◆ Excerto do texto:
↓↓↓
País do “improviso” precisa de mais planeamento
O Presidente da República, António José Seguro, pede mais planeamento dos recursos e competências para responder a catástrofes como o mau tempo, considerando que os portugueses são «muito bons no improviso», mas precisam de melhor organização.
António José Seguro dedicou ontem o segundo dia da sua Presidência aberta ao distrito de Santarém, tendo começado no concelho de Ourém com uma visita a uma casa fortemente afetada pelo mau tempo de fevereiro e, depois, seguido para o Centro de Saúde de Ferreira do Zêzere, acompanhado pelo presidente da câmara, Bruno Gomes.
O autarca falou da falta de planeamento no país e, na conversa, o Presidente da República respondeu que concordava. «Planeamento e organização. Ajuda porque toda a gente sabe o que é que deve fazer em cada momento. Somos muito bons no improviso. Precisamos de ser melhores na organização das nossas competências e dos nossos recursos», pediu Seguro. Na perspetiva do Presidente da República, «não há milagres, mas pode o Estado responder de uma forma mais eficiente e mais eficaz».
↑↑↑
◆ Dados fornecidos:
↓↓↓
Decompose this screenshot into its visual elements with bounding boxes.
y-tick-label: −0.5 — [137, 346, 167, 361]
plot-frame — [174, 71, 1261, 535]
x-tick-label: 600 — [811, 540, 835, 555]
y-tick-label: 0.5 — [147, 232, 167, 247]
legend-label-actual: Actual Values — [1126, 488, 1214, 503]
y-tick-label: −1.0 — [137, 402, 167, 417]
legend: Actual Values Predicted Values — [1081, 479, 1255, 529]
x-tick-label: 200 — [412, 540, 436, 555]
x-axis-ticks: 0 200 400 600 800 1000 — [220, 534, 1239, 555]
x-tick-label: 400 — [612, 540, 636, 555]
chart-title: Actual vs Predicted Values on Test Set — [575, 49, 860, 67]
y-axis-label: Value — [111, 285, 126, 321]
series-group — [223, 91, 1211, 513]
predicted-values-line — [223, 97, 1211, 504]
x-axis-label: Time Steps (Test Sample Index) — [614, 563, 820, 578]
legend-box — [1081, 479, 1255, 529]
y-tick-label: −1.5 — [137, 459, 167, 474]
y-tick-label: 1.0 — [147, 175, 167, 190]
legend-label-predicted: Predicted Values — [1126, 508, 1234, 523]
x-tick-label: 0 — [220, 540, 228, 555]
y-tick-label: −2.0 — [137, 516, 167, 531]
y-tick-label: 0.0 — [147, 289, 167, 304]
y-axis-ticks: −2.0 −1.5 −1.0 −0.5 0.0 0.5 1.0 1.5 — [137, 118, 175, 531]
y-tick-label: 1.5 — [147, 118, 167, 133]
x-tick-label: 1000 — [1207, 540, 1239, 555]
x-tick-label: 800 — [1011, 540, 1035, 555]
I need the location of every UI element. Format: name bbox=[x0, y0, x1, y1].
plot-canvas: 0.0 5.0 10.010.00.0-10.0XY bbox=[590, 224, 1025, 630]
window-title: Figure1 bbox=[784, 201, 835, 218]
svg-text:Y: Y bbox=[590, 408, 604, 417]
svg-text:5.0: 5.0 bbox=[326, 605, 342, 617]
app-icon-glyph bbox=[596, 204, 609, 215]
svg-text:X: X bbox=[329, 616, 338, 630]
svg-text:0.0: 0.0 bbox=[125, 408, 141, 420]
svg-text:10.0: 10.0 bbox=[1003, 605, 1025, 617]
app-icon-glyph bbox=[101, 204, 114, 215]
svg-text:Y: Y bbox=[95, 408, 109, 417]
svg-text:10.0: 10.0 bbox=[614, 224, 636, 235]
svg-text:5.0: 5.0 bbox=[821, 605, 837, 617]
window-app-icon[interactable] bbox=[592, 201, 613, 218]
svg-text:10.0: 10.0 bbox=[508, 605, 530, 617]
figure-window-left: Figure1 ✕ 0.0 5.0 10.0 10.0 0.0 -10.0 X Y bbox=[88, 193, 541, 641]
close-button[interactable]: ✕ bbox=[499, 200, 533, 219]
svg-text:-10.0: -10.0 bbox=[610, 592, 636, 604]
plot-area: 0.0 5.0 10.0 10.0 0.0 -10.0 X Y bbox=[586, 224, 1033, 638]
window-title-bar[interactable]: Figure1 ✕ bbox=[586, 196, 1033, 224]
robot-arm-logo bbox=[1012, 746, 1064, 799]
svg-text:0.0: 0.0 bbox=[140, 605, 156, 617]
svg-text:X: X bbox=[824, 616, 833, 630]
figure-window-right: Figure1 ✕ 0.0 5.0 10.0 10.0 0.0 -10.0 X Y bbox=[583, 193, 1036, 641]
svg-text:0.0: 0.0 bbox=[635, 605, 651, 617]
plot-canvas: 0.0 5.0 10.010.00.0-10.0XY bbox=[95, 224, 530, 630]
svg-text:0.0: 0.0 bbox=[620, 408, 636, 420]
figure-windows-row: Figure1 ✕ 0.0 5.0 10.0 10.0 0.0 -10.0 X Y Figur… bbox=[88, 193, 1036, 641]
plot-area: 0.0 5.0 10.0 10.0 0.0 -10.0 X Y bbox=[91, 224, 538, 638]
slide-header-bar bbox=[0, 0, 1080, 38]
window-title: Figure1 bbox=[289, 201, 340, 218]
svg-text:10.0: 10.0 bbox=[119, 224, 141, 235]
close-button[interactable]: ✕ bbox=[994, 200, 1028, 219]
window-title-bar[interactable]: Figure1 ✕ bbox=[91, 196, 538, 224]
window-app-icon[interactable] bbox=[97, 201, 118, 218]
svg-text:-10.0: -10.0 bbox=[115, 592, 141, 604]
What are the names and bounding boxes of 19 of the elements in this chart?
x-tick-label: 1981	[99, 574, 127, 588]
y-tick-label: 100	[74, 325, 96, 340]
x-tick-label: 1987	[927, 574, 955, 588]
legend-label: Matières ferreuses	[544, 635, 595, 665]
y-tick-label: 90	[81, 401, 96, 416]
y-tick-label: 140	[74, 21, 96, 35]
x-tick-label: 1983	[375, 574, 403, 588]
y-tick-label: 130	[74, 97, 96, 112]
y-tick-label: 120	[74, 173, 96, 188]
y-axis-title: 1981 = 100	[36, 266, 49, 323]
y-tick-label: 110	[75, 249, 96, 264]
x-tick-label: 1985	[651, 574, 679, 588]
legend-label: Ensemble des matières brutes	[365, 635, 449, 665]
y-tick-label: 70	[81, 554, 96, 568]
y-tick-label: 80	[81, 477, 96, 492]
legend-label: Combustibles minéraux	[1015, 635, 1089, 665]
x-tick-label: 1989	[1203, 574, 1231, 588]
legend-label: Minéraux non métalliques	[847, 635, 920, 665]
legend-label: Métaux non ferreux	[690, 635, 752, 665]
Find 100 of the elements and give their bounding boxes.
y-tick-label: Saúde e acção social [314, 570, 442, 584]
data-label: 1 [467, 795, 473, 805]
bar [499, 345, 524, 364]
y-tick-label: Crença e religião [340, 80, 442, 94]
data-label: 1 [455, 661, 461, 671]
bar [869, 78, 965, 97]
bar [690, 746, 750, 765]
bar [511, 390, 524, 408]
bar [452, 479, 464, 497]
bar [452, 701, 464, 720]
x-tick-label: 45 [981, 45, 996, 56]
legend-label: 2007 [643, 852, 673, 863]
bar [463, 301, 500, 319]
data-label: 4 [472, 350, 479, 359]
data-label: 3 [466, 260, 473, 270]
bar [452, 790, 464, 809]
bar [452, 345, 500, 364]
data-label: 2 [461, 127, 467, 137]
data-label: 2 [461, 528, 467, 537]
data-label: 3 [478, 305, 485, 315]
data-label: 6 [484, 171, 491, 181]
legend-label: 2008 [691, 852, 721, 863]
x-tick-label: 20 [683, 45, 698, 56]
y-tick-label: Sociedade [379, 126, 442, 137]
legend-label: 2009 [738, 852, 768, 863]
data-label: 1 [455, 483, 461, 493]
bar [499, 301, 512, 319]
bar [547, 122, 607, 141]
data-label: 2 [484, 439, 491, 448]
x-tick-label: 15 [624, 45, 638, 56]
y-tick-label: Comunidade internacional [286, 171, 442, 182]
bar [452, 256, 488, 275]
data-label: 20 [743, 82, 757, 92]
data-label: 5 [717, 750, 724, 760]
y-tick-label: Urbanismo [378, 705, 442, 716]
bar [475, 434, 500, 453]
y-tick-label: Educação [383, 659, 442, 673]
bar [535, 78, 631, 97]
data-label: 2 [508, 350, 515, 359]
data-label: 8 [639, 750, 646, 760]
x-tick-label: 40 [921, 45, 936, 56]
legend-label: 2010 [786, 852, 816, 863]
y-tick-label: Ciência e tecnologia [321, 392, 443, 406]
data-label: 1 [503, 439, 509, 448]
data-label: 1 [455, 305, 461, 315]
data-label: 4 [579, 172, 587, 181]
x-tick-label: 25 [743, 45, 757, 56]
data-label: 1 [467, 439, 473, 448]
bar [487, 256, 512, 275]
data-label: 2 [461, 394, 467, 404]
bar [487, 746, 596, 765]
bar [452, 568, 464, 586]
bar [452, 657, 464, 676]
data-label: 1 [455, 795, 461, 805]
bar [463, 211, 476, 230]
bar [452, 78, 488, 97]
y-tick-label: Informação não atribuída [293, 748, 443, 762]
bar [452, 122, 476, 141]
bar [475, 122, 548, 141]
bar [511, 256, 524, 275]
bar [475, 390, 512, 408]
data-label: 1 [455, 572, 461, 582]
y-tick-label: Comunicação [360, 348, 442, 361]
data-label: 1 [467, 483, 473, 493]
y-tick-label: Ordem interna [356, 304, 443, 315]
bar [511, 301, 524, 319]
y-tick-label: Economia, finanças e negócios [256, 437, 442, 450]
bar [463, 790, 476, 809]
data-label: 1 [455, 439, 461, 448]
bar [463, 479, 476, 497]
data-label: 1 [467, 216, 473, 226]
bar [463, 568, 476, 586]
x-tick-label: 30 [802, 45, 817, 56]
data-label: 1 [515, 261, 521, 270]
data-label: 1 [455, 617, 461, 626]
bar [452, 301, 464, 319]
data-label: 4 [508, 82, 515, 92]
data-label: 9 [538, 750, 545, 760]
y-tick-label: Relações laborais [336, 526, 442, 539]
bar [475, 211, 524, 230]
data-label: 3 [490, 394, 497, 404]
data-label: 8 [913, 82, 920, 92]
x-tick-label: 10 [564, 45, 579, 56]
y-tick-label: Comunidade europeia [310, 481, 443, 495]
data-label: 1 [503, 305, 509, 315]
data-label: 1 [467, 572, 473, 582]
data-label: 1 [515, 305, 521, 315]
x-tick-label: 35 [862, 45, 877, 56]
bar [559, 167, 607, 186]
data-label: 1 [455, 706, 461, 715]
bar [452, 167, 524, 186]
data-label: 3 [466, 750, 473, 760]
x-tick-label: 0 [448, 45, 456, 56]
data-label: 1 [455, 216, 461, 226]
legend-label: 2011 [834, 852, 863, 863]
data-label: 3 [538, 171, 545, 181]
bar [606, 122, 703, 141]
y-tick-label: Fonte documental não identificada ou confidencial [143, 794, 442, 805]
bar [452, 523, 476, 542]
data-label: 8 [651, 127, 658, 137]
↑↑↑
◆ Tarefa 1:
No texto sobre a visita do Presidente ao distrito de Santarém, quem acompanhou António José Seguro ao Centro de Saúde de Ferreira do Zêzere?
◆ Tarefa 2:
Prossiga o texto sobre a visita do Presidente ao distrito de Santarém a partir da última frase.
Os registos vêm de outra fonte.

◆ Resposta 1:
O presidente da câmara, Bruno Gomes.

◆ Resposta 2:
Seguro quis ainda saber se aquela unidade de saúde tinha algum gerador ou se está previsto que venha a ter nas obras de requalificação. «Uma das aprendizagens desta infeliz catástrofe é precisamente o de garantir que unidades que são críticas em termos de apoio à população tenham essa capacidade de manter o fornecimento de energia elétrica aos seus equipamentos e aos seus técnicos através de geradores. Isso era crucial», defendeu.
Presidente da República diz que unidades críticas de apoio à população têm de estar equipadas com geradores
O dia da caravana começou com uma visita a uma habitação na localidade da Sorieira, no concelho de Ourém, onde o mau tempo fez ruir uma parede e levou parte do telhado. Elsi Silva, com dois filhos menores, é a proprietária da casa visitada, onde vivia há quatro anos e que teve de ser realojada. À porta, outras mulheres partilharam com o chefe de Estado a tristeza de verem as suas habitações afetadas pelo mau tempo e de terem sido obrigadas a aceitar realojamento.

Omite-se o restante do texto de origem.